Available records

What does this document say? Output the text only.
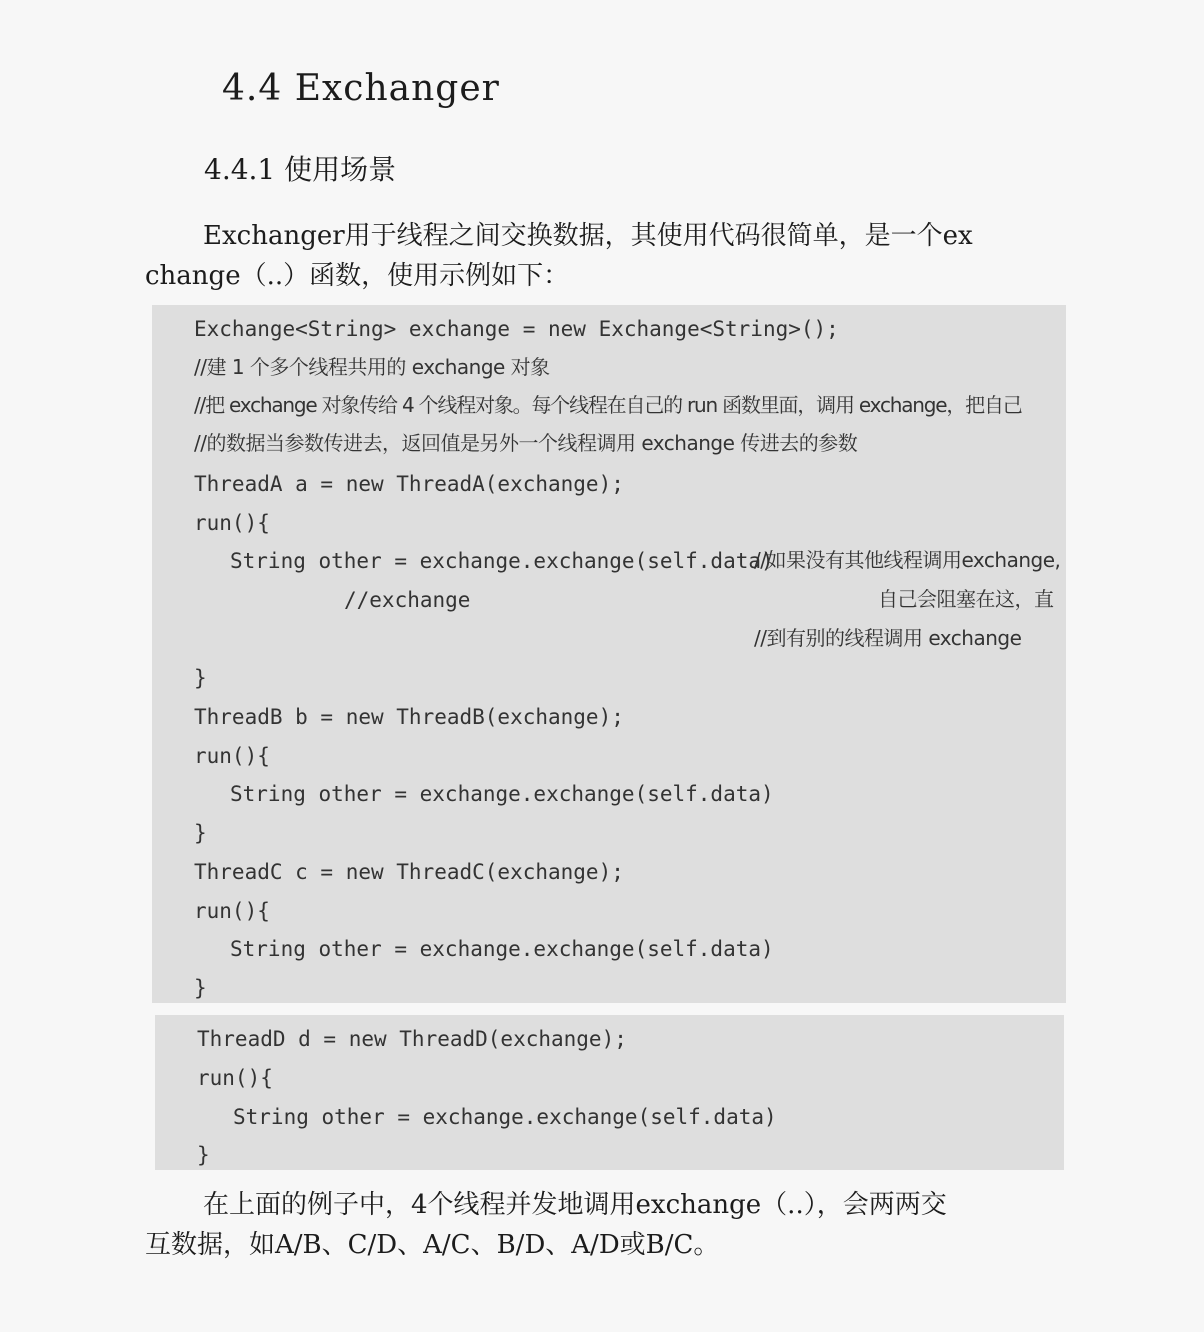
4.4 Exchanger
4.4.1 使用场景
Exchanger用于线程之间交换数据，其使用代码很简单，是一个ex
change（..）函数，使用示例如下：
Exchange<String> exchange = new Exchange<String>();
//建 1 个多个线程共用的 exchange 对象
//把 exchange 对象传给 4 个线程对象。每个线程在自己的 run 函数里面，调用 exchange，把自己
//的数据当参数传进去，返回值是另外一个线程调用 exchange 传进去的参数
ThreadA a = new ThreadA(exchange);
run(){
String other = exchange.exchange(self.data)
//如果没有其他线程调用exchange,
//exchange	自己会阻塞在这，直
//到有别的线程调用 exchange
}
ThreadB b = new ThreadB(exchange);
run(){
String other = exchange.exchange(self.data)
}
ThreadC c = new ThreadC(exchange);
run(){
String other = exchange.exchange(self.data)
}
ThreadD d = new ThreadD(exchange);
run(){
String other = exchange.exchange(self.data)
}
在上面的例子中，4个线程并发地调用exchange（..），会两两交
互数据，如A/B、C/D、A/C、B/D、A/D或B/C。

Short problem
Repeat all of the entries word for word, but omit the pictures.

Task result
What does this document say? Output the text only.
4.4 Exchanger
4.4.1 使用场景
Exchanger用于线程之间交换数据，其使用代码很简单，是一个ex
change（..）函数，使用示例如下：
Exchange<String> exchange = new Exchange<String>();
//建 1 个多个线程共用的 exchange 对象
//把 exchange 对象传给 4 个线程对象。每个线程在自己的 run 函数里面，调用 exchange，把自己
//的数据当参数传进去，返回值是另外一个线程调用 exchange 传进去的参数
ThreadA a = new ThreadA(exchange);
run(){
String other = exchange.exchange(self.data)
//如果没有其他线程调用exchange,
//exchange	自己会阻塞在这，直
//到有别的线程调用 exchange
}
ThreadB b = new ThreadB(exchange);
run(){
String other = exchange.exchange(self.data)
}
ThreadC c = new ThreadC(exchange);
run(){
String other = exchange.exchange(self.data)
}
ThreadD d = new ThreadD(exchange);
run(){
String other = exchange.exchange(self.data)
}
在上面的例子中，4个线程并发地调用exchange（..），会两两交
互数据，如A/B、C/D、A/C、B/D、A/D或B/C。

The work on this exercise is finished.